Filter these entries, keeping only lines that hold the word "plain".

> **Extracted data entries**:
Start

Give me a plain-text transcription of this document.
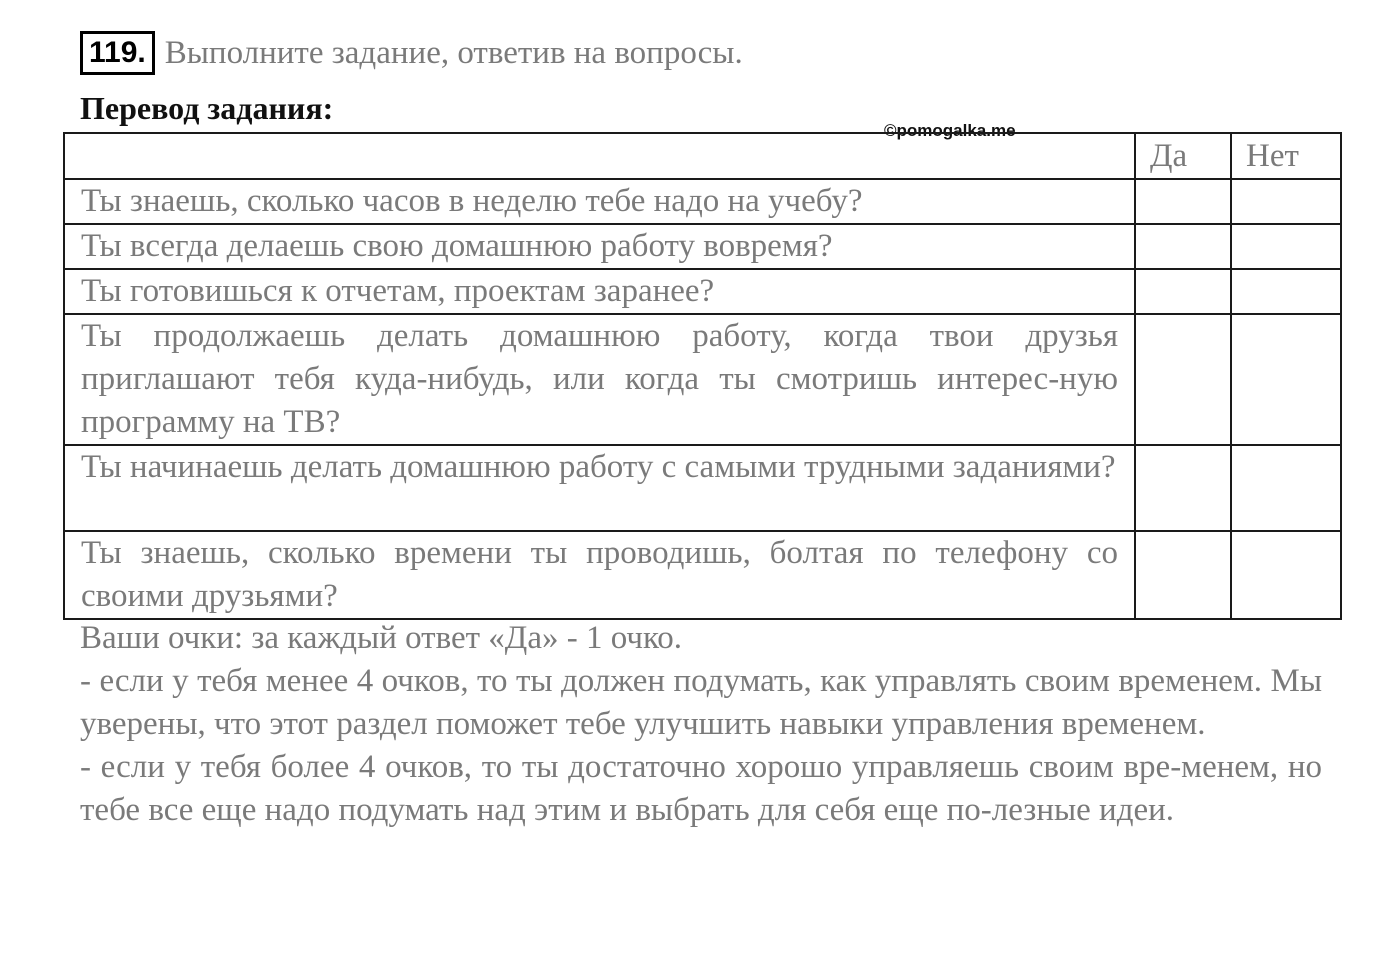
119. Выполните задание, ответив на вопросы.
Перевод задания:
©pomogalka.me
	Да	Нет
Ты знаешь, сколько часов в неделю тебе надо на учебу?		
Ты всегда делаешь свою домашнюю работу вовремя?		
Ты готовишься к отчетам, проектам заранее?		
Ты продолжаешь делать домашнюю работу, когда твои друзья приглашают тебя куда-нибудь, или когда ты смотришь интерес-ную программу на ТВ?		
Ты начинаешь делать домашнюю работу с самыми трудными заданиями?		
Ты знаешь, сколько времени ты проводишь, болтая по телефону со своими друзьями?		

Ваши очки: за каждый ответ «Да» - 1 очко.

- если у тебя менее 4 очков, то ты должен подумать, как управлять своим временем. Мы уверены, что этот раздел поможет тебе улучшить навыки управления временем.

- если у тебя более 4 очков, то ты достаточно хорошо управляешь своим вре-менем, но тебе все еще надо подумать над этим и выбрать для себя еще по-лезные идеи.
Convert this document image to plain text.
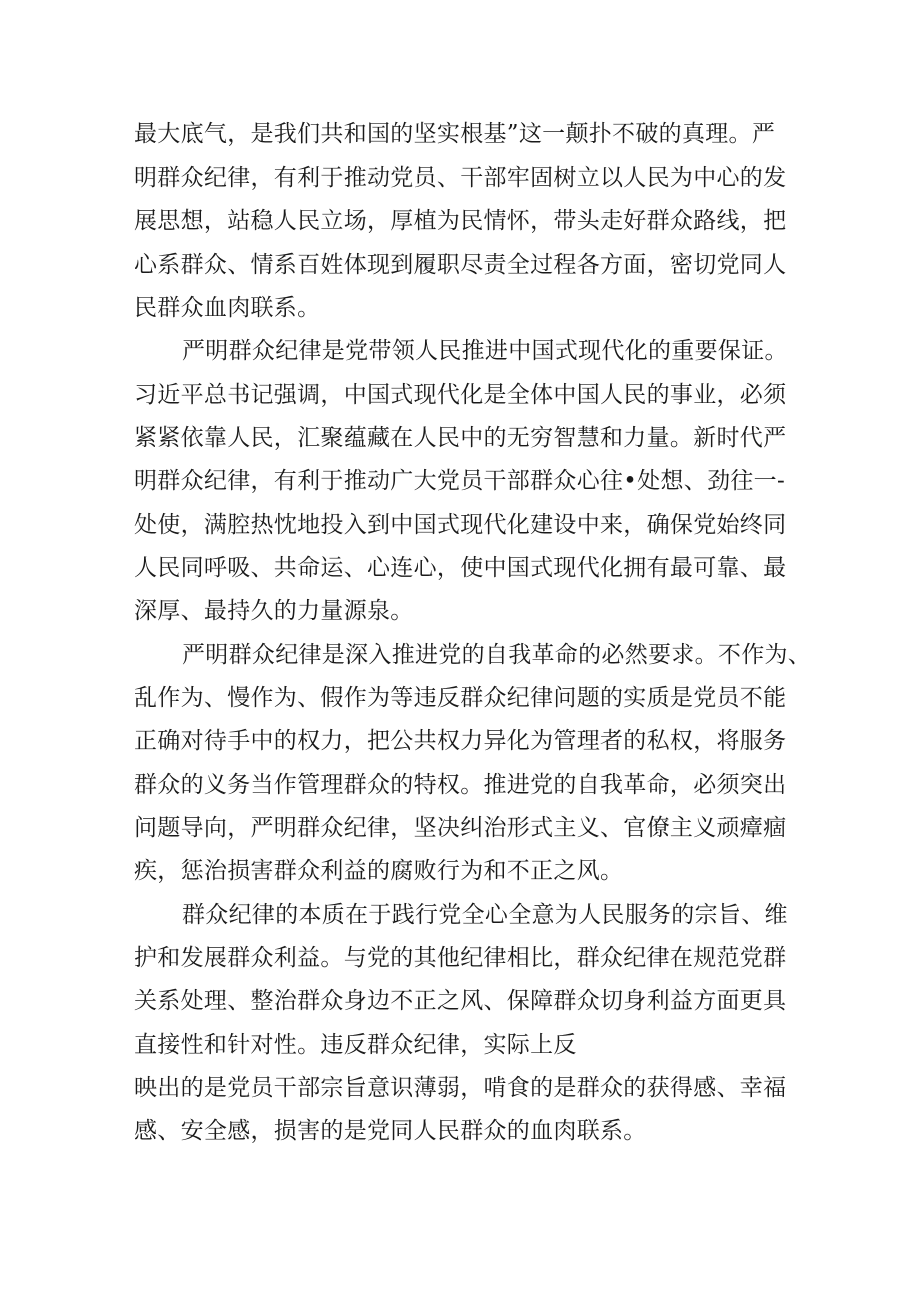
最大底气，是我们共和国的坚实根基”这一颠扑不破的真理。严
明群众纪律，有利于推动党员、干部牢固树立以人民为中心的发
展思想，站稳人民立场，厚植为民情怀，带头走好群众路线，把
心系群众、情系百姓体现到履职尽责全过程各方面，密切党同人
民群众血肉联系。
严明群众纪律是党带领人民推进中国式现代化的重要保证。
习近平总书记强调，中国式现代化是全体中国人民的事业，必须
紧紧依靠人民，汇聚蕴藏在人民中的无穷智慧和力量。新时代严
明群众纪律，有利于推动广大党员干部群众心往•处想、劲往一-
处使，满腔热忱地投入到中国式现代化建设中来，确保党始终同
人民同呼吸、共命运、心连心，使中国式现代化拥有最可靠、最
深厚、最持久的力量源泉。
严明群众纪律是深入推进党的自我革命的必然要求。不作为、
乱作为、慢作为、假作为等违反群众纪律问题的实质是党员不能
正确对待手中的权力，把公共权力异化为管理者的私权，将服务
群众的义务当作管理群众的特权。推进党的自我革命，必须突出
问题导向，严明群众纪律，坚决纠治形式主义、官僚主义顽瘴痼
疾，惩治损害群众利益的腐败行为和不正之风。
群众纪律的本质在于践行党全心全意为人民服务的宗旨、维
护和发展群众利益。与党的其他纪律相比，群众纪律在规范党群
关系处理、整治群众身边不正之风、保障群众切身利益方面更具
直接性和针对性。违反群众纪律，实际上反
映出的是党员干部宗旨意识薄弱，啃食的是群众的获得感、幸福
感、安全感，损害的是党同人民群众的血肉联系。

End

> **ANSWER FOR THE TASK**:
Give me a plain-text transcription of this document.
Convert this document image to plain text.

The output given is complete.